WHAT NEEDS TO BE DONE →
What follows are records. Restate all of them word for word.

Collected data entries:
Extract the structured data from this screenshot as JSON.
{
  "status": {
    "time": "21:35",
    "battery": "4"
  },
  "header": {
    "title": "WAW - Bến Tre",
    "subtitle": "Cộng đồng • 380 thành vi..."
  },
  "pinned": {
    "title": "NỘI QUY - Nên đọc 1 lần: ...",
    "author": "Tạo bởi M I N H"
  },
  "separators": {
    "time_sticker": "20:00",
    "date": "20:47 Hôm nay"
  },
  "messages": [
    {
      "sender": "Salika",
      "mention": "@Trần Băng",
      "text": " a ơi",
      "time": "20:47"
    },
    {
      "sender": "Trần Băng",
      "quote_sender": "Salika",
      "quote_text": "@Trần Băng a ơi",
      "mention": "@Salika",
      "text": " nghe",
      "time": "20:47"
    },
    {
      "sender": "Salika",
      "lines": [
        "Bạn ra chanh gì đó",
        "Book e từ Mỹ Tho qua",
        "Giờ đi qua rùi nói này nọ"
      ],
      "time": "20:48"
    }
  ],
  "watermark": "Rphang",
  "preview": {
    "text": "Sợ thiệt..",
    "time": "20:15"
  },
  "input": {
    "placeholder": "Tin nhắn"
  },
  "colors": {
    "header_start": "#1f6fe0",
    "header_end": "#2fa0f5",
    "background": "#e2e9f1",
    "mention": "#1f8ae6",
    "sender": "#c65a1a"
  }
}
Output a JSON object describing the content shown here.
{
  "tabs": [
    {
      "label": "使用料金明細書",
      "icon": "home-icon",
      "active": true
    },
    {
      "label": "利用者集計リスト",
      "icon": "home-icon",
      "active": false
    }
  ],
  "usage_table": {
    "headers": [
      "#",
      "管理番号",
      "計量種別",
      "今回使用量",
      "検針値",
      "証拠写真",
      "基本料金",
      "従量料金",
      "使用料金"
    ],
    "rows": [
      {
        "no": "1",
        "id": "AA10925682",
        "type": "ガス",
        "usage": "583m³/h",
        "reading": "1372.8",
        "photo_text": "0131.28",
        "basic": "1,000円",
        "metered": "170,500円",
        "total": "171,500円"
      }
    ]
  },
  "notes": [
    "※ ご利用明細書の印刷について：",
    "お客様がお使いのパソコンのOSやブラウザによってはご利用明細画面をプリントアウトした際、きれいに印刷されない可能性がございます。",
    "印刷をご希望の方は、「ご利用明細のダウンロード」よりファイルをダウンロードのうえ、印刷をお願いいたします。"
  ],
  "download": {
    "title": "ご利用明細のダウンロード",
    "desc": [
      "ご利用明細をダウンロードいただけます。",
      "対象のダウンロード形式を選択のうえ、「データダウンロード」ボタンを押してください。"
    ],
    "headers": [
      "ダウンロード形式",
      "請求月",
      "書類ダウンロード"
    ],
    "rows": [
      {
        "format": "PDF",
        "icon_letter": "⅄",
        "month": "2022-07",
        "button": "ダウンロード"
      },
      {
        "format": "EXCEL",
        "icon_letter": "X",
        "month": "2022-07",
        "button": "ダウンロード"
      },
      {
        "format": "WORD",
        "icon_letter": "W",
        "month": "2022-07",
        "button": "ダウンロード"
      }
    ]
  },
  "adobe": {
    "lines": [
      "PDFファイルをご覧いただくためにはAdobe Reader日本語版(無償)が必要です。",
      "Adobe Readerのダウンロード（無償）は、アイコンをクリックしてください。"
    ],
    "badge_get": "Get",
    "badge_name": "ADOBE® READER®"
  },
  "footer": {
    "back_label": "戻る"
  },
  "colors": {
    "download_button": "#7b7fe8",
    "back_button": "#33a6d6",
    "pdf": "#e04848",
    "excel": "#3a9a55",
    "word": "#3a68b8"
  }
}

FINAL ANSWER →
Extract the structured data from this screenshot as JSON.
{
  "status": {
    "time": "21:35",
    "battery": "4"
  },
  "header": {
    "title": "WAW - Bến Tre",
    "subtitle": "Cộng đồng • 380 thành vi..."
  },
  "pinned": {
    "title": "NỘI QUY - Nên đọc 1 lần: ...",
    "author": "Tạo bởi M I N H"
  },
  "separators": {
    "time_sticker": "20:00",
    "date": "20:47 Hôm nay"
  },
  "messages": [
    {
      "sender": "Salika",
      "mention": "@Trần Băng",
      "text": " a ơi",
      "time": "20:47"
    },
    {
      "sender": "Trần Băng",
      "quote_sender": "Salika",
      "quote_text": "@Trần Băng a ơi",
      "mention": "@Salika",
      "text": " nghe",
      "time": "20:47"
    },
    {
      "sender": "Salika",
      "lines": [
        "Bạn ra chanh gì đó",
        "Book e từ Mỹ Tho qua",
        "Giờ đi qua rùi nói này nọ"
      ],
      "time": "20:48"
    }
  ],
  "watermark": "Rphang",
  "preview": {
    "text": "Sợ thiệt..",
    "time": "20:15"
  },
  "input": {
    "placeholder": "Tin nhắn"
  },
  "colors": {
    "header_start": "#1f6fe0",
    "header_end": "#2fa0f5",
    "background": "#e2e9f1",
    "mention": "#1f8ae6",
    "sender": "#c65a1a"
  }
}
Output a JSON object describing the content shown here.
{
  "tabs": [
    {
      "label": "使用料金明細書",
      "icon": "home-icon",
      "active": true
    },
    {
      "label": "利用者集計リスト",
      "icon": "home-icon",
      "active": false
    }
  ],
  "usage_table": {
    "headers": [
      "#",
      "管理番号",
      "計量種別",
      "今回使用量",
      "検針値",
      "証拠写真",
      "基本料金",
      "従量料金",
      "使用料金"
    ],
    "rows": [
      {
        "no": "1",
        "id": "AA10925682",
        "type": "ガス",
        "usage": "583m³/h",
        "reading": "1372.8",
        "photo_text": "0131.28",
        "basic": "1,000円",
        "metered": "170,500円",
        "total": "171,500円"
      }
    ]
  },
  "notes": [
    "※ ご利用明細書の印刷について：",
    "お客様がお使いのパソコンのOSやブラウザによってはご利用明細画面をプリントアウトした際、きれいに印刷されない可能性がございます。",
    "印刷をご希望の方は、「ご利用明細のダウンロード」よりファイルをダウンロードのうえ、印刷をお願いいたします。"
  ],
  "download": {
    "title": "ご利用明細のダウンロード",
    "desc": [
      "ご利用明細をダウンロードいただけます。",
      "対象のダウンロード形式を選択のうえ、「データダウンロード」ボタンを押してください。"
    ],
    "headers": [
      "ダウンロード形式",
      "請求月",
      "書類ダウンロード"
    ],
    "rows": [
      {
        "format": "PDF",
        "icon_letter": "⅄",
        "month": "2022-07",
        "button": "ダウンロード"
      },
      {
        "format": "EXCEL",
        "icon_letter": "X",
        "month": "2022-07",
        "button": "ダウンロード"
      },
      {
        "format": "WORD",
        "icon_letter": "W",
        "month": "2022-07",
        "button": "ダウンロード"
      }
    ]
  },
  "adobe": {
    "lines": [
      "PDFファイルをご覧いただくためにはAdobe Reader日本語版(無償)が必要です。",
      "Adobe Readerのダウンロード（無償）は、アイコンをクリックしてください。"
    ],
    "badge_get": "Get",
    "badge_name": "ADOBE® READER®"
  },
  "footer": {
    "back_label": "戻る"
  },
  "colors": {
    "download_button": "#7b7fe8",
    "back_button": "#33a6d6",
    "pdf": "#e04848",
    "excel": "#3a9a55",
    "word": "#3a68b8"
  }
}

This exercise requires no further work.